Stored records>

• • • • •

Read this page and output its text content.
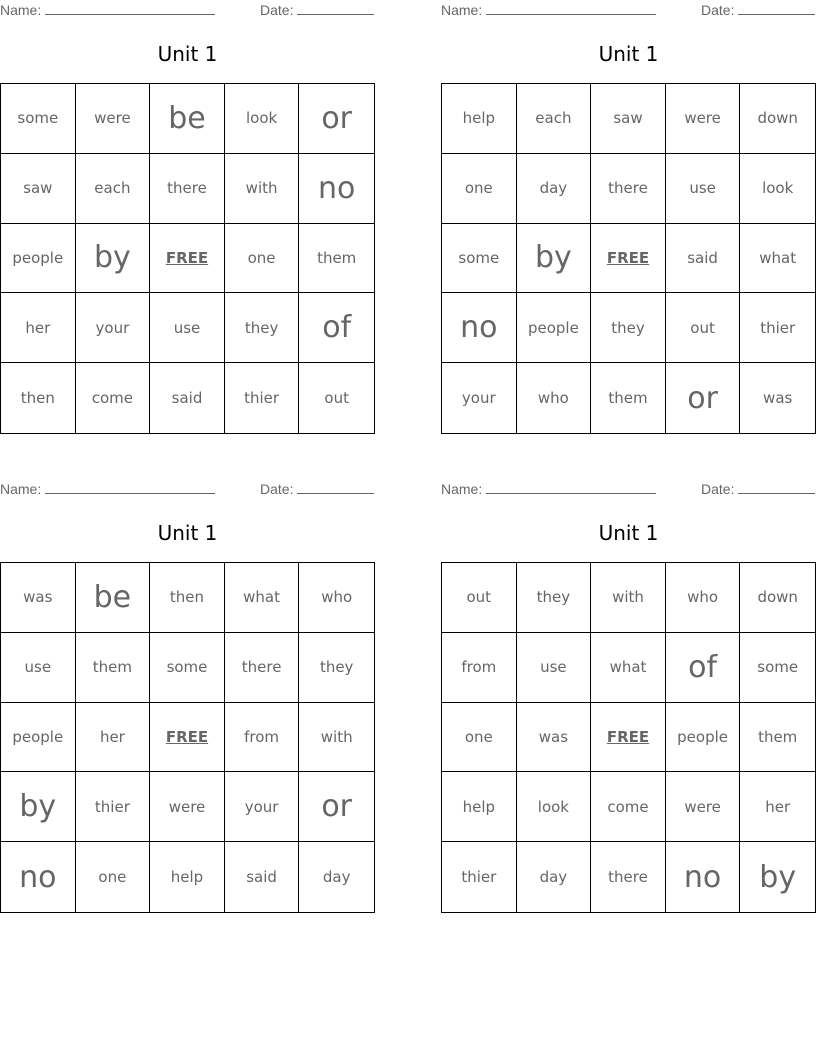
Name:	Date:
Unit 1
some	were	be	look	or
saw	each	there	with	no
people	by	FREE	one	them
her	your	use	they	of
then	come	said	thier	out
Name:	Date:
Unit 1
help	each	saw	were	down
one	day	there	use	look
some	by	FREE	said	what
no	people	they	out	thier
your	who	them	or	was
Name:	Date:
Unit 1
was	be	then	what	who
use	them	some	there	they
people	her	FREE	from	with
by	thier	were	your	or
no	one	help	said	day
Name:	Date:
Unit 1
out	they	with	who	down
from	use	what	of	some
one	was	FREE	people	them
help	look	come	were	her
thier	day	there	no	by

• • • • •

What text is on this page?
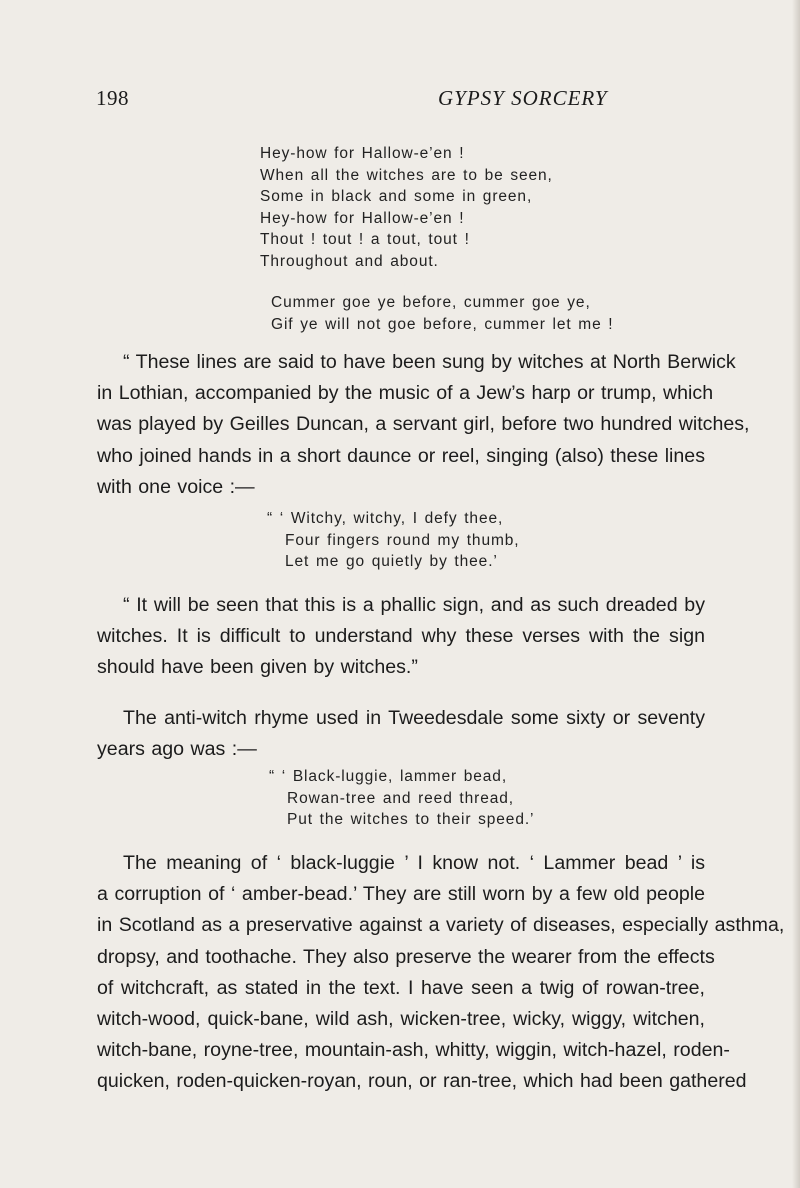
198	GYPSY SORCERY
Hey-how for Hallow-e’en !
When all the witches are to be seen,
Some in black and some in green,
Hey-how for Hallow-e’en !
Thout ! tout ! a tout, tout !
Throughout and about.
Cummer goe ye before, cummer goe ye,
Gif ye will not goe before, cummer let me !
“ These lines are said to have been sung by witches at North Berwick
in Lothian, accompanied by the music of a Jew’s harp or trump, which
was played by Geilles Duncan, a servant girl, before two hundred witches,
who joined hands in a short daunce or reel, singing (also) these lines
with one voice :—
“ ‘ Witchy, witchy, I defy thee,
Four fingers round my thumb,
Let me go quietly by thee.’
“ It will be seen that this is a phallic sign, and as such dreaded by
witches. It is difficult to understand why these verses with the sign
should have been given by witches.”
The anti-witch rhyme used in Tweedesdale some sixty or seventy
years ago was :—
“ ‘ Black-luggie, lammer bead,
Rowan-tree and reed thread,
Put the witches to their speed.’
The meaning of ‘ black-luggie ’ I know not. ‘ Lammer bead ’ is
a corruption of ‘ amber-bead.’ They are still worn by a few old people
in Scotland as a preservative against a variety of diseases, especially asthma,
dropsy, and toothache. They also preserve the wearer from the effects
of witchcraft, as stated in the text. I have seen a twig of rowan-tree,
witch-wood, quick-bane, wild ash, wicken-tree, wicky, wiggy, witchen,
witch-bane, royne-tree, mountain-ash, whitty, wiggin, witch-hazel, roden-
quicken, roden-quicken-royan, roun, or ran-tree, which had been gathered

• • • • •

Task to complete>
Report all lines of the data that include the word "look".

Solution for this problem>
some	were	be	look	or
one	day	there	use	look
help	look	come	were	her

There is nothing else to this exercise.